**Direction**
Repeat the material verbatim and drop the pictures.

**Data listing**
· · · ·

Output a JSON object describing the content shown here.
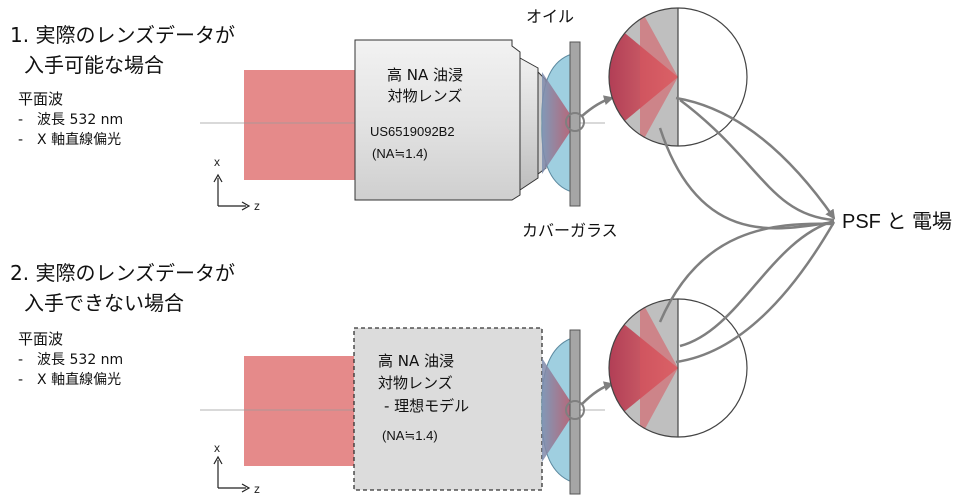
{
  "case1": {
    "heading_line1": "1. 実際のレンズデータが",
    "heading_line2": "入手可能な場合",
    "source_title": "平面波",
    "source_wavelength": "-　波長 532 nm",
    "source_polarization": "-　X 軸直線偏光",
    "lens_line1": "高 NA 油浸",
    "lens_line2": "対物レンズ",
    "lens_patent": "US6519092B2",
    "lens_na": "(NA≒1.4)",
    "axis_x": "x",
    "axis_z": "z"
  },
  "case2": {
    "heading_line1": "2. 実際のレンズデータが",
    "heading_line2": "入手できない場合",
    "source_title": "平面波",
    "source_wavelength": "-　波長 532 nm",
    "source_polarization": "-　X 軸直線偏光",
    "lens_line1": "高 NA 油浸",
    "lens_line2": "対物レンズ",
    "lens_line3": "- 理想モデル",
    "lens_na": "(NA≒1.4)",
    "axis_x": "x",
    "axis_z": "z"
  },
  "labels": {
    "oil": "オイル",
    "cover_glass": "カバーガラス",
    "output": "PSF と 電場"
  },
  "colors": {
    "beam": "#e58a8a",
    "lens_body": "#e6e6e6",
    "oil": "#9fcfe0",
    "focus_cone": "#d9545c",
    "cover_glass": "#8c8c8c",
    "arrow": "#7f7f7f"
  }
}
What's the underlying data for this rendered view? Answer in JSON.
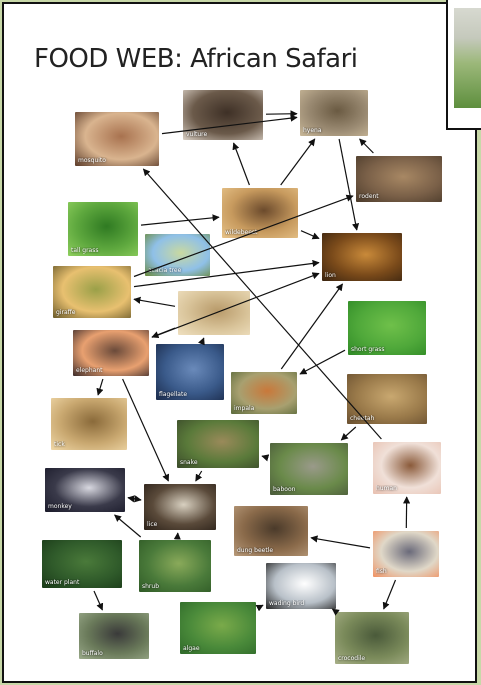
{
  "title": "FOOD WEB: African Safari",
  "organisms": {
    "mosquito": {
      "label": "mosquito",
      "colors": [
        "#d9b48f",
        "#a8724f",
        "#5a3a28"
      ]
    },
    "vulture": {
      "label": "vulture",
      "colors": [
        "#6b5a4a",
        "#3e3026",
        "#d9cfc4"
      ]
    },
    "hyena": {
      "label": "hyena",
      "colors": [
        "#9a8a72",
        "#6a5a42",
        "#c9b899"
      ]
    },
    "rodent": {
      "label": "rodent",
      "colors": [
        "#7a6048",
        "#a88864",
        "#4a3a2a"
      ]
    },
    "tall_grass": {
      "label": "tall grass",
      "colors": [
        "#5ea83e",
        "#2f7a22",
        "#8fcf5e"
      ]
    },
    "wildebeest": {
      "label": "wildebeest",
      "colors": [
        "#c79a5e",
        "#6b4a2c",
        "#e8c48a"
      ]
    },
    "acacia_tree": {
      "label": "acacia tree",
      "colors": [
        "#8fc0e8",
        "#c9d9a0",
        "#6a8a3a"
      ]
    },
    "lion": {
      "label": "lion",
      "colors": [
        "#7a4a1a",
        "#c98a3a",
        "#3a2410"
      ]
    },
    "giraffe": {
      "label": "giraffe",
      "colors": [
        "#e8c070",
        "#9aa048",
        "#6a5a2a"
      ]
    },
    "seeds": {
      "label": "",
      "colors": [
        "#d9c49a",
        "#b89a6a",
        "#efe0c0"
      ]
    },
    "short_grass": {
      "label": "short grass",
      "colors": [
        "#4fa83a",
        "#6fc04a",
        "#2f8a26"
      ]
    },
    "elephant": {
      "label": "elephant",
      "colors": [
        "#e8a070",
        "#6a4a3a",
        "#3a2a2a"
      ]
    },
    "flagellate": {
      "label": "flagellate",
      "colors": [
        "#3a5a8a",
        "#6a8aba",
        "#1a2a4a"
      ]
    },
    "impala": {
      "label": "impala",
      "colors": [
        "#a8a070",
        "#c9783a",
        "#5a6a3a"
      ]
    },
    "cheetah": {
      "label": "cheetah",
      "colors": [
        "#9a7a4a",
        "#c9a870",
        "#6a5030"
      ]
    },
    "tick": {
      "label": "tick",
      "colors": [
        "#c9a870",
        "#8a6a3a",
        "#f0d8a8"
      ]
    },
    "snake": {
      "label": "snake",
      "colors": [
        "#5a7a3a",
        "#9a8a5a",
        "#3a4a2a"
      ]
    },
    "baboon": {
      "label": "baboon",
      "colors": [
        "#6a8a4a",
        "#9a9a8a",
        "#4a5a3a"
      ]
    },
    "human": {
      "label": "human",
      "colors": [
        "#f0e0d8",
        "#8a5a3a",
        "#e8c0b0"
      ]
    },
    "monkey": {
      "label": "monkey",
      "colors": [
        "#3a3a4a",
        "#d8d8e0",
        "#1a1a2a"
      ]
    },
    "lice": {
      "label": "lice",
      "colors": [
        "#5a4a3a",
        "#d8d0c0",
        "#2a2018"
      ]
    },
    "dung_beetle": {
      "label": "dung beetle",
      "colors": [
        "#8a6a4a",
        "#4a3a2a",
        "#b89a7a"
      ]
    },
    "fish": {
      "label": "fish",
      "colors": [
        "#e0d8c8",
        "#6a6a7a",
        "#f09060"
      ]
    },
    "water_plant": {
      "label": "water plant",
      "colors": [
        "#2f5a2a",
        "#4a7a3a",
        "#1a3a18"
      ]
    },
    "shrub": {
      "label": "shrub",
      "colors": [
        "#4a7a3a",
        "#8aaa5a",
        "#2f5a26"
      ]
    },
    "bird": {
      "label": "wading bird",
      "colors": [
        "#b8c0c8",
        "#ffffff",
        "#222222"
      ]
    },
    "buffalo": {
      "label": "buffalo",
      "colors": [
        "#6a7a5a",
        "#3a3a3a",
        "#9aaa8a"
      ]
    },
    "algae": {
      "label": "algae",
      "colors": [
        "#4a8a3a",
        "#7aaa4a",
        "#2f6a2a"
      ]
    },
    "crocodile": {
      "label": "crocodile",
      "colors": [
        "#7a8a5a",
        "#4a5a3a",
        "#a8b088"
      ]
    }
  },
  "arrows": [
    [
      "mosquito",
      "hyena"
    ],
    [
      "vulture",
      "hyena"
    ],
    [
      "rodent",
      "hyena"
    ],
    [
      "wildebeest",
      "vulture"
    ],
    [
      "wildebeest",
      "hyena"
    ],
    [
      "tall_grass",
      "wildebeest"
    ],
    [
      "wildebeest",
      "lion"
    ],
    [
      "hyena",
      "lion"
    ],
    [
      "giraffe",
      "rodent"
    ],
    [
      "giraffe",
      "lion"
    ],
    [
      "elephant",
      "lion"
    ],
    [
      "seeds",
      "giraffe"
    ],
    [
      "seeds",
      "elephant"
    ],
    [
      "flagellate",
      "seeds"
    ],
    [
      "impala",
      "lion"
    ],
    [
      "short_grass",
      "impala"
    ],
    [
      "elephant",
      "tick"
    ],
    [
      "elephant",
      "lice"
    ],
    [
      "cheetah",
      "baboon"
    ],
    [
      "baboon",
      "snake"
    ],
    [
      "snake",
      "lice"
    ],
    [
      "monkey",
      "lice"
    ],
    [
      "lice",
      "monkey"
    ],
    [
      "shrub",
      "lice"
    ],
    [
      "fish",
      "dung_beetle"
    ],
    [
      "fish",
      "human"
    ],
    [
      "fish",
      "crocodile"
    ],
    [
      "water_plant",
      "buffalo"
    ],
    [
      "algae",
      "bird"
    ],
    [
      "bird",
      "crocodile"
    ],
    [
      "shrub",
      "monkey"
    ],
    [
      "human",
      "mosquito"
    ]
  ]
}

· · · ·

**Task solution**
Output a JSON object describing the content shown here.
{
  "case1": {
    "heading_line1": "1. 実際のレンズデータが",
    "heading_line2": "入手可能な場合",
    "source_title": "平面波",
    "source_wavelength": "-　波長 532 nm",
    "source_polarization": "-　X 軸直線偏光",
    "lens_line1": "高 NA 油浸",
    "lens_line2": "対物レンズ",
    "lens_patent": "US6519092B2",
    "lens_na": "(NA≒1.4)",
    "axis_x": "x",
    "axis_z": "z"
  },
  "case2": {
    "heading_line1": "2. 実際のレンズデータが",
    "heading_line2": "入手できない場合",
    "source_title": "平面波",
    "source_wavelength": "-　波長 532 nm",
    "source_polarization": "-　X 軸直線偏光",
    "lens_line1": "高 NA 油浸",
    "lens_line2": "対物レンズ",
    "lens_line3": "- 理想モデル",
    "lens_na": "(NA≒1.4)",
    "axis_x": "x",
    "axis_z": "z"
  },
  "labels": {
    "oil": "オイル",
    "cover_glass": "カバーガラス",
    "output": "PSF と 電場"
  },
  "colors": {
    "beam": "#e58a8a",
    "lens_body": "#e6e6e6",
    "oil": "#9fcfe0",
    "focus_cone": "#d9545c",
    "cover_glass": "#8c8c8c",
    "arrow": "#7f7f7f"
  }
}
What's the underlying data for this rendered view? Answer in JSON.
{
  "title": "FOOD WEB: African Safari",
  "organisms": {
    "mosquito": {
      "label": "mosquito",
      "colors": [
        "#d9b48f",
        "#a8724f",
        "#5a3a28"
      ]
    },
    "vulture": {
      "label": "vulture",
      "colors": [
        "#6b5a4a",
        "#3e3026",
        "#d9cfc4"
      ]
    },
    "hyena": {
      "label": "hyena",
      "colors": [
        "#9a8a72",
        "#6a5a42",
        "#c9b899"
      ]
    },
    "rodent": {
      "label": "rodent",
      "colors": [
        "#7a6048",
        "#a88864",
        "#4a3a2a"
      ]
    },
    "tall_grass": {
      "label": "tall grass",
      "colors": [
        "#5ea83e",
        "#2f7a22",
        "#8fcf5e"
      ]
    },
    "wildebeest": {
      "label": "wildebeest",
      "colors": [
        "#c79a5e",
        "#6b4a2c",
        "#e8c48a"
      ]
    },
    "acacia_tree": {
      "label": "acacia tree",
      "colors": [
        "#8fc0e8",
        "#c9d9a0",
        "#6a8a3a"
      ]
    },
    "lion": {
      "label": "lion",
      "colors": [
        "#7a4a1a",
        "#c98a3a",
        "#3a2410"
      ]
    },
    "giraffe": {
      "label": "giraffe",
      "colors": [
        "#e8c070",
        "#9aa048",
        "#6a5a2a"
      ]
    },
    "seeds": {
      "label": "",
      "colors": [
        "#d9c49a",
        "#b89a6a",
        "#efe0c0"
      ]
    },
    "short_grass": {
      "label": "short grass",
      "colors": [
        "#4fa83a",
        "#6fc04a",
        "#2f8a26"
      ]
    },
    "elephant": {
      "label": "elephant",
      "colors": [
        "#e8a070",
        "#6a4a3a",
        "#3a2a2a"
      ]
    },
    "flagellate": {
      "label": "flagellate",
      "colors": [
        "#3a5a8a",
        "#6a8aba",
        "#1a2a4a"
      ]
    },
    "impala": {
      "label": "impala",
      "colors": [
        "#a8a070",
        "#c9783a",
        "#5a6a3a"
      ]
    },
    "cheetah": {
      "label": "cheetah",
      "colors": [
        "#9a7a4a",
        "#c9a870",
        "#6a5030"
      ]
    },
    "tick": {
      "label": "tick",
      "colors": [
        "#c9a870",
        "#8a6a3a",
        "#f0d8a8"
      ]
    },
    "snake": {
      "label": "snake",
      "colors": [
        "#5a7a3a",
        "#9a8a5a",
        "#3a4a2a"
      ]
    },
    "baboon": {
      "label": "baboon",
      "colors": [
        "#6a8a4a",
        "#9a9a8a",
        "#4a5a3a"
      ]
    },
    "human": {
      "label": "human",
      "colors": [
        "#f0e0d8",
        "#8a5a3a",
        "#e8c0b0"
      ]
    },
    "monkey": {
      "label": "monkey",
      "colors": [
        "#3a3a4a",
        "#d8d8e0",
        "#1a1a2a"
      ]
    },
    "lice": {
      "label": "lice",
      "colors": [
        "#5a4a3a",
        "#d8d0c0",
        "#2a2018"
      ]
    },
    "dung_beetle": {
      "label": "dung beetle",
      "colors": [
        "#8a6a4a",
        "#4a3a2a",
        "#b89a7a"
      ]
    },
    "fish": {
      "label": "fish",
      "colors": [
        "#e0d8c8",
        "#6a6a7a",
        "#f09060"
      ]
    },
    "water_plant": {
      "label": "water plant",
      "colors": [
        "#2f5a2a",
        "#4a7a3a",
        "#1a3a18"
      ]
    },
    "shrub": {
      "label": "shrub",
      "colors": [
        "#4a7a3a",
        "#8aaa5a",
        "#2f5a26"
      ]
    },
    "bird": {
      "label": "wading bird",
      "colors": [
        "#b8c0c8",
        "#ffffff",
        "#222222"
      ]
    },
    "buffalo": {
      "label": "buffalo",
      "colors": [
        "#6a7a5a",
        "#3a3a3a",
        "#9aaa8a"
      ]
    },
    "algae": {
      "label": "algae",
      "colors": [
        "#4a8a3a",
        "#7aaa4a",
        "#2f6a2a"
      ]
    },
    "crocodile": {
      "label": "crocodile",
      "colors": [
        "#7a8a5a",
        "#4a5a3a",
        "#a8b088"
      ]
    }
  },
  "arrows": [
    [
      "mosquito",
      "hyena"
    ],
    [
      "vulture",
      "hyena"
    ],
    [
      "rodent",
      "hyena"
    ],
    [
      "wildebeest",
      "vulture"
    ],
    [
      "wildebeest",
      "hyena"
    ],
    [
      "tall_grass",
      "wildebeest"
    ],
    [
      "wildebeest",
      "lion"
    ],
    [
      "hyena",
      "lion"
    ],
    [
      "giraffe",
      "rodent"
    ],
    [
      "giraffe",
      "lion"
    ],
    [
      "elephant",
      "lion"
    ],
    [
      "seeds",
      "giraffe"
    ],
    [
      "seeds",
      "elephant"
    ],
    [
      "flagellate",
      "seeds"
    ],
    [
      "impala",
      "lion"
    ],
    [
      "short_grass",
      "impala"
    ],
    [
      "elephant",
      "tick"
    ],
    [
      "elephant",
      "lice"
    ],
    [
      "cheetah",
      "baboon"
    ],
    [
      "baboon",
      "snake"
    ],
    [
      "snake",
      "lice"
    ],
    [
      "monkey",
      "lice"
    ],
    [
      "lice",
      "monkey"
    ],
    [
      "shrub",
      "lice"
    ],
    [
      "fish",
      "dung_beetle"
    ],
    [
      "fish",
      "human"
    ],
    [
      "fish",
      "crocodile"
    ],
    [
      "water_plant",
      "buffalo"
    ],
    [
      "algae",
      "bird"
    ],
    [
      "bird",
      "crocodile"
    ],
    [
      "shrub",
      "monkey"
    ],
    [
      "human",
      "mosquito"
    ]
  ]
}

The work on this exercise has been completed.